All of the entries must be reproduced exactly, with no images carried over.

----- Task inputs -----

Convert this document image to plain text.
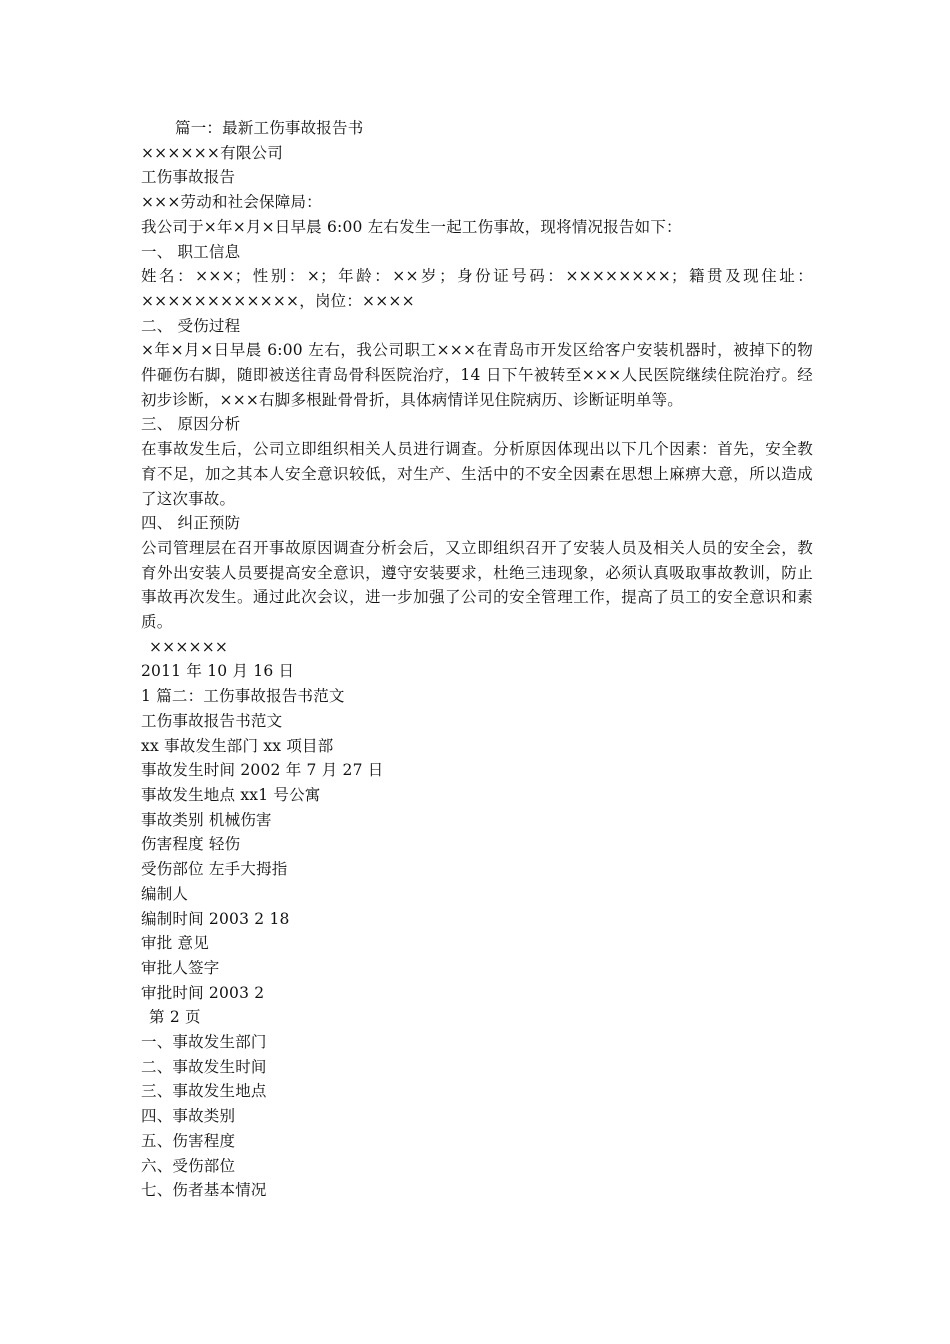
篇一：最新工伤事故报告书
××××××有限公司
工伤事故报告
×××劳动和社会保障局：
我公司于×年×月×日早晨 6:00 左右发生一起工伤事故，现将情况报告如下：
一、 职工信息
姓名：×××；性别：×；年龄：××岁；身份证号码：××××××××；籍贯及现住址：××××××××××××，岗位：××××
二、 受伤过程
×年×月×日早晨 6:00 左右，我公司职工×××在青岛市开发区给客户安装机器时，被掉下的物件砸伤右脚，随即被送往青岛骨科医院治疗，14 日下午被转至×××人民医院继续住院治疗。经初步诊断，×××右脚多根趾骨骨折，具体病情详见住院病历、诊断证明单等。
三、 原因分析
在事故发生后，公司立即组织相关人员进行调查。分析原因体现出以下几个因素：首先，安全教育不足，加之其本人安全意识较低，对生产、生活中的不安全因素在思想上麻痹大意，所以造成了这次事故。
四、 纠正预防
公司管理层在召开事故原因调查分析会后，又立即组织召开了安装人员及相关人员的安全会，教育外出安装人员要提高安全意识，遵守安装要求，杜绝三违现象，必须认真吸取事故教训，防止事故再次发生。通过此次会议，进一步加强了公司的安全管理工作，提高了员工的安全意识和素质。
××××××
2011 年 10 月 16 日
1 篇二：工伤事故报告书范文
工伤事故报告书范文
xx 事故发生部门 xx 项目部
事故发生时间 2002 年 7 月 27 日
事故发生地点 xx1 号公寓
事故类别 机械伤害
伤害程度 轻伤
受伤部位 左手大拇指
编制人
编制时间 2003 2 18
审批 意见
审批人签字
审批时间 2003 2
第 2 页
一、事故发生部门
二、事故发生时间
三、事故发生地点
四、事故类别
五、伤害程度
六、受伤部位
七、伤者基本情况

-----

## Solution to this problem
Convert this document image to plain text.
篇一：最新工伤事故报告书
××××××有限公司
工伤事故报告
×××劳动和社会保障局：
我公司于×年×月×日早晨 6:00 左右发生一起工伤事故，现将情况报告如下：
一、 职工信息
姓名：×××；性别：×；年龄：××岁；身份证号码：××××××××；籍贯及现住址：××××××××××××，岗位：××××
二、 受伤过程
×年×月×日早晨 6:00 左右，我公司职工×××在青岛市开发区给客户安装机器时，被掉下的物件砸伤右脚，随即被送往青岛骨科医院治疗，14 日下午被转至×××人民医院继续住院治疗。经初步诊断，×××右脚多根趾骨骨折，具体病情详见住院病历、诊断证明单等。
三、 原因分析
在事故发生后，公司立即组织相关人员进行调查。分析原因体现出以下几个因素：首先，安全教育不足，加之其本人安全意识较低，对生产、生活中的不安全因素在思想上麻痹大意，所以造成了这次事故。
四、 纠正预防
公司管理层在召开事故原因调查分析会后，又立即组织召开了安装人员及相关人员的安全会，教育外出安装人员要提高安全意识，遵守安装要求，杜绝三违现象，必须认真吸取事故教训，防止事故再次发生。通过此次会议，进一步加强了公司的安全管理工作，提高了员工的安全意识和素质。
××××××
2011 年 10 月 16 日
1 篇二：工伤事故报告书范文
工伤事故报告书范文
xx 事故发生部门 xx 项目部
事故发生时间 2002 年 7 月 27 日
事故发生地点 xx1 号公寓
事故类别 机械伤害
伤害程度 轻伤
受伤部位 左手大拇指
编制人
编制时间 2003 2 18
审批 意见
审批人签字
审批时间 2003 2
第 2 页
一、事故发生部门
二、事故发生时间
三、事故发生地点
四、事故类别
五、伤害程度
六、受伤部位
七、伤者基本情况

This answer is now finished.